--- ENTRIES SHOWN ---
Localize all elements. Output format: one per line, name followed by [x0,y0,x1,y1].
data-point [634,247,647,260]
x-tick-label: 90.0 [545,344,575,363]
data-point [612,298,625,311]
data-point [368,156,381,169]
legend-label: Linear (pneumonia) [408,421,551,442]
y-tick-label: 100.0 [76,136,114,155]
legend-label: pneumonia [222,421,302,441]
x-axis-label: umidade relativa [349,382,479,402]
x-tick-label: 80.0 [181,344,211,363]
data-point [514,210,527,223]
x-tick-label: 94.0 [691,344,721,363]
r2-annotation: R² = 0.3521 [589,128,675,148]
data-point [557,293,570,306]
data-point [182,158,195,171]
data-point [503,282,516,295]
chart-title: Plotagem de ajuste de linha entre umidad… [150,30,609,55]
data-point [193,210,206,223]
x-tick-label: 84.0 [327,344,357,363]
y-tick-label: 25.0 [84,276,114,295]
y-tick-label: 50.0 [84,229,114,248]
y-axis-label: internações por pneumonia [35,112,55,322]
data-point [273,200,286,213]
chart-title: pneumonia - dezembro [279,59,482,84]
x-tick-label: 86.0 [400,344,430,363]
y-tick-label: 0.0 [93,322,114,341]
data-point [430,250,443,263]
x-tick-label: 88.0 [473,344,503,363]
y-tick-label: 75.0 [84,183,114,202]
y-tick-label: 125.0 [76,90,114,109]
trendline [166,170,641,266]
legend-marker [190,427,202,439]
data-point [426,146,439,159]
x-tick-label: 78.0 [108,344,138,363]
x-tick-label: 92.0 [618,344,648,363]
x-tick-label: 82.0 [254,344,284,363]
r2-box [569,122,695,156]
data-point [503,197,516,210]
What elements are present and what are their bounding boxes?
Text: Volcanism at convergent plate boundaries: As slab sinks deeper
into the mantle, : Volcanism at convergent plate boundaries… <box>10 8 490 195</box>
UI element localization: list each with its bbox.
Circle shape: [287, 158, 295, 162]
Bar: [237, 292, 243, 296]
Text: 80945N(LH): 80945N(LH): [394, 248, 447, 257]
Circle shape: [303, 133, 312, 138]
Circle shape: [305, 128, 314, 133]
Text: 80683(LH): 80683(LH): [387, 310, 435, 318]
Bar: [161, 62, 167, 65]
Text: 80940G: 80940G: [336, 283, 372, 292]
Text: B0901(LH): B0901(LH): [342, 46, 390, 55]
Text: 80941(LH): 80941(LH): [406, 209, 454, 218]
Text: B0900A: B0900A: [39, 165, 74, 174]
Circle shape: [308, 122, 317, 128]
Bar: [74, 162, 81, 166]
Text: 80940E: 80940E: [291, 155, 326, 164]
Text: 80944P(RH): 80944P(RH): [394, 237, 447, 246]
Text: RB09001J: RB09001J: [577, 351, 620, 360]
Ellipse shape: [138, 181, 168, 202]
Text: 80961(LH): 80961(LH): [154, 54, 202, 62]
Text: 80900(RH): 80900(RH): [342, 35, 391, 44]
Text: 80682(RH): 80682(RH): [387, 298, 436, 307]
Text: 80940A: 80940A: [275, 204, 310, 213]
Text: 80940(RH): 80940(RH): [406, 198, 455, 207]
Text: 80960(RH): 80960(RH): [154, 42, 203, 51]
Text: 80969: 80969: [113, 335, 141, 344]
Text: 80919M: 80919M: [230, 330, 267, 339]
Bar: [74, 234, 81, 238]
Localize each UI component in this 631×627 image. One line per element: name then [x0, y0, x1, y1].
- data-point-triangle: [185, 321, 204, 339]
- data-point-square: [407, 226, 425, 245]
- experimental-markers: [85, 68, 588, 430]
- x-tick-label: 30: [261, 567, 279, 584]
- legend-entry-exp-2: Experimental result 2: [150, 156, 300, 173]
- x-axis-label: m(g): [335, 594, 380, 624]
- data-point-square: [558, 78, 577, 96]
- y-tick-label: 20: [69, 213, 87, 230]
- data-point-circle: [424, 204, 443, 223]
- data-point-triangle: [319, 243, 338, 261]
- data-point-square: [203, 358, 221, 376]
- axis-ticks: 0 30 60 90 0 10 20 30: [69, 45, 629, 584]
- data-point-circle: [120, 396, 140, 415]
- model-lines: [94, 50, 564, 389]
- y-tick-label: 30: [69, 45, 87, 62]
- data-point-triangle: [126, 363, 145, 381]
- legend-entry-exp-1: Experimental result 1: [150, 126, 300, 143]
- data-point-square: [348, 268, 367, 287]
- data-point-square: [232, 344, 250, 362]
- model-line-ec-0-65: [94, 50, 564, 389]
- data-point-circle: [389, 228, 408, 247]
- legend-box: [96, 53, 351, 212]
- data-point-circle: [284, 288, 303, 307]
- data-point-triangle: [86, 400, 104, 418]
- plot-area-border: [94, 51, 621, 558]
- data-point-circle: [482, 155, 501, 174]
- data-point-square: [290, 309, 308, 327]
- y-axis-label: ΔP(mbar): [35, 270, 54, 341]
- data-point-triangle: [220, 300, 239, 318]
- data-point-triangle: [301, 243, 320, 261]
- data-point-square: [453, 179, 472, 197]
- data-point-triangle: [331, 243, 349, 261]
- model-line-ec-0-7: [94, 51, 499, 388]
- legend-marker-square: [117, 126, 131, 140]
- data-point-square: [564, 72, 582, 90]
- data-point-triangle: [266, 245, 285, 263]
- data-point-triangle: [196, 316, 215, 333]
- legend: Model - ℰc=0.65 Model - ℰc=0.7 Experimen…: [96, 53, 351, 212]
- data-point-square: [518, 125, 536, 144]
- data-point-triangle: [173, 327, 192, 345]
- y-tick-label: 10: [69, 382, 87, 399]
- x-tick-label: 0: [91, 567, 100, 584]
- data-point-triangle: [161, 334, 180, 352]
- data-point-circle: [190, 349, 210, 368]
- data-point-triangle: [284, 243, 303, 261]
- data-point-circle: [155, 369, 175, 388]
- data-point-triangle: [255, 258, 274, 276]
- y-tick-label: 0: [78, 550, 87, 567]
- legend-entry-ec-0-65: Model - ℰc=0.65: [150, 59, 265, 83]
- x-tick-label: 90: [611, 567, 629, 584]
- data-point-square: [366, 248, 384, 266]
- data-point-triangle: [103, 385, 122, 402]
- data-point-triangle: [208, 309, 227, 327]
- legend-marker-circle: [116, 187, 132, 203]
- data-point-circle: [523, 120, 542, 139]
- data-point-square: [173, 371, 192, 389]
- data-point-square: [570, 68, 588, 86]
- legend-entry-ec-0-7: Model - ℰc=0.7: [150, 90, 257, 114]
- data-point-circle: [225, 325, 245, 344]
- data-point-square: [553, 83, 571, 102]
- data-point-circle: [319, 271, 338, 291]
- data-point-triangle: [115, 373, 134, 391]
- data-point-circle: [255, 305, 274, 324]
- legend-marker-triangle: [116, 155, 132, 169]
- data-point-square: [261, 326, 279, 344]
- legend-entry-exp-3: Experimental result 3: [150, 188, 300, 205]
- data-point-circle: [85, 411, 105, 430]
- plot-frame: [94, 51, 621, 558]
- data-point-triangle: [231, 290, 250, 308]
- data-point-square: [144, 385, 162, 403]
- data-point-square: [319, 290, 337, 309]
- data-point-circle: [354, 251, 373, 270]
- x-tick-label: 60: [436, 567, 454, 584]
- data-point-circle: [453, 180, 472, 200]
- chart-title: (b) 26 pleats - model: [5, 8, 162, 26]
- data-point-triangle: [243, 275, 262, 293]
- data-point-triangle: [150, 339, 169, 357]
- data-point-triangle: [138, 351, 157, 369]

--- WHAT YOU SHOULD DO ---
Swap "legend-label" for "legend-text" everywhere it appears in the lines above. Leave everything else unchanged.

--- OUTPUT FOR THIS TASK ---
Localize all elements. Output format: one per line, name followed by [x0,y0,x1,y1].
data-point [634,247,647,260]
x-tick-label: 90.0 [545,344,575,363]
data-point [612,298,625,311]
data-point [368,156,381,169]
legend-text: Linear (pneumonia) [408,421,551,442]
y-tick-label: 100.0 [76,136,114,155]
legend-text: pneumonia [222,421,302,441]
x-axis-label: umidade relativa [349,382,479,402]
x-tick-label: 80.0 [181,344,211,363]
data-point [514,210,527,223]
x-tick-label: 94.0 [691,344,721,363]
r2-annotation: R² = 0.3521 [589,128,675,148]
data-point [557,293,570,306]
data-point [182,158,195,171]
data-point [503,282,516,295]
chart-title: Plotagem de ajuste de linha entre umidad… [150,30,609,55]
data-point [193,210,206,223]
x-tick-label: 84.0 [327,344,357,363]
y-tick-label: 25.0 [84,276,114,295]
y-tick-label: 50.0 [84,229,114,248]
y-axis-label: internações por pneumonia [35,112,55,322]
data-point [273,200,286,213]
chart-title: pneumonia - dezembro [279,59,482,84]
x-tick-label: 86.0 [400,344,430,363]
y-tick-label: 0.0 [93,322,114,341]
data-point [430,250,443,263]
x-tick-label: 88.0 [473,344,503,363]
y-tick-label: 75.0 [84,183,114,202]
y-tick-label: 125.0 [76,90,114,109]
trendline [166,170,641,266]
legend-marker [190,427,202,439]
data-point [426,146,439,159]
x-tick-label: 78.0 [108,344,138,363]
x-tick-label: 92.0 [618,344,648,363]
x-tick-label: 82.0 [254,344,284,363]
r2-box [569,122,695,156]
data-point [503,197,516,210]
What elements are present and what are their bounding boxes?
Text: Volcanism at convergent plate boundaries: As slab sinks deeper
into the mantle, : Volcanism at convergent plate boundaries… <box>10 8 490 195</box>
UI element localization: list each with its bbox.
Circle shape: [287, 158, 295, 162]
Bar: [237, 292, 243, 296]
Text: 80945N(LH): 80945N(LH): [394, 248, 447, 257]
Circle shape: [303, 133, 312, 138]
Circle shape: [305, 128, 314, 133]
Text: 80683(LH): 80683(LH): [387, 310, 435, 318]
Bar: [161, 62, 167, 65]
Text: 80940G: 80940G: [336, 283, 372, 292]
Text: B0901(LH): B0901(LH): [342, 46, 390, 55]
Text: 80941(LH): 80941(LH): [406, 209, 454, 218]
Text: B0900A: B0900A: [39, 165, 74, 174]
Circle shape: [308, 122, 317, 128]
Bar: [74, 162, 81, 166]
Text: 80940E: 80940E: [291, 155, 326, 164]
Text: 80944P(RH): 80944P(RH): [394, 237, 447, 246]
Text: RB09001J: RB09001J: [577, 351, 620, 360]
Ellipse shape: [138, 181, 168, 202]
Text: 80961(LH): 80961(LH): [154, 54, 202, 62]
Text: 80900(RH): 80900(RH): [342, 35, 391, 44]
Text: 80682(RH): 80682(RH): [387, 298, 436, 307]
Text: 80940A: 80940A: [275, 204, 310, 213]
Text: 80940(RH): 80940(RH): [406, 198, 455, 207]
Text: 80960(RH): 80960(RH): [154, 42, 203, 51]
Text: 80969: 80969: [113, 335, 141, 344]
Text: 80919M: 80919M: [230, 330, 267, 339]
Bar: [74, 234, 81, 238]
Localize each UI component in this 631×627 image. One line per element: name then [x0, y0, x1, y1].
- data-point-triangle: [185, 321, 204, 339]
- data-point-square: [407, 226, 425, 245]
- experimental-markers: [85, 68, 588, 430]
- x-tick-label: 30: [261, 567, 279, 584]
- legend-entry-exp-2: Experimental result 2: [150, 156, 300, 173]
- x-axis-label: m(g): [335, 594, 380, 624]
- data-point-square: [558, 78, 577, 96]
- y-tick-label: 20: [69, 213, 87, 230]
- data-point-circle: [424, 204, 443, 223]
- data-point-triangle: [319, 243, 338, 261]
- data-point-square: [203, 358, 221, 376]
- axis-ticks: 0 30 60 90 0 10 20 30: [69, 45, 629, 584]
- data-point-circle: [120, 396, 140, 415]
- model-lines: [94, 50, 564, 389]
- y-tick-label: 30: [69, 45, 87, 62]
- data-point-triangle: [126, 363, 145, 381]
- legend-entry-exp-1: Experimental result 1: [150, 126, 300, 143]
- data-point-square: [348, 268, 367, 287]
- data-point-square: [232, 344, 250, 362]
- model-line-ec-0-65: [94, 50, 564, 389]
- data-point-circle: [389, 228, 408, 247]
- legend-box: [96, 53, 351, 212]
- data-point-circle: [284, 288, 303, 307]
- data-point-triangle: [86, 400, 104, 418]
- plot-area-border: [94, 51, 621, 558]
- data-point-circle: [482, 155, 501, 174]
- data-point-square: [290, 309, 308, 327]
- y-axis-label: ΔP(mbar): [35, 270, 54, 341]
- data-point-triangle: [220, 300, 239, 318]
- data-point-triangle: [301, 243, 320, 261]
- data-point-square: [453, 179, 472, 197]
- data-point-triangle: [331, 243, 349, 261]
- model-line-ec-0-7: [94, 51, 499, 388]
- legend-marker-square: [117, 126, 131, 140]
- data-point-square: [564, 72, 582, 90]
- data-point-triangle: [266, 245, 285, 263]
- data-point-triangle: [196, 316, 215, 333]
- legend: Model - ℰc=0.65 Model - ℰc=0.7 Experimen…: [96, 53, 351, 212]
- data-point-square: [518, 125, 536, 144]
- data-point-triangle: [173, 327, 192, 345]
- y-tick-label: 10: [69, 382, 87, 399]
- x-tick-label: 0: [91, 567, 100, 584]
- data-point-triangle: [161, 334, 180, 352]
- data-point-circle: [190, 349, 210, 368]
- data-point-triangle: [284, 243, 303, 261]
- data-point-circle: [155, 369, 175, 388]
- data-point-triangle: [255, 258, 274, 276]
- y-tick-label: 0: [78, 550, 87, 567]
- legend-entry-ec-0-65: Model - ℰc=0.65: [150, 59, 265, 83]
- x-tick-label: 90: [611, 567, 629, 584]
- data-point-square: [366, 248, 384, 266]
- data-point-triangle: [103, 385, 122, 402]
- data-point-triangle: [208, 309, 227, 327]
- legend-marker-circle: [116, 187, 132, 203]
- data-point-circle: [523, 120, 542, 139]
- data-point-square: [173, 371, 192, 389]
- data-point-square: [570, 68, 588, 86]
- legend-entry-ec-0-7: Model - ℰc=0.7: [150, 90, 257, 114]
- data-point-circle: [225, 325, 245, 344]
- data-point-square: [553, 83, 571, 102]
- data-point-circle: [319, 271, 338, 291]
- data-point-triangle: [115, 373, 134, 391]
- data-point-circle: [255, 305, 274, 324]
- legend-marker-triangle: [116, 155, 132, 169]
- data-point-square: [261, 326, 279, 344]
- legend-entry-exp-3: Experimental result 3: [150, 188, 300, 205]
- data-point-circle: [85, 411, 105, 430]
- plot-frame: [94, 51, 621, 558]
- data-point-triangle: [231, 290, 250, 308]
- data-point-square: [144, 385, 162, 403]
- data-point-square: [319, 290, 337, 309]
- data-point-circle: [354, 251, 373, 270]
- x-tick-label: 60: [436, 567, 454, 584]
- data-point-circle: [453, 180, 472, 200]
- chart-title: (b) 26 pleats - model: [5, 8, 162, 26]
- data-point-triangle: [243, 275, 262, 293]
- data-point-triangle: [150, 339, 169, 357]
- data-point-triangle: [138, 351, 157, 369]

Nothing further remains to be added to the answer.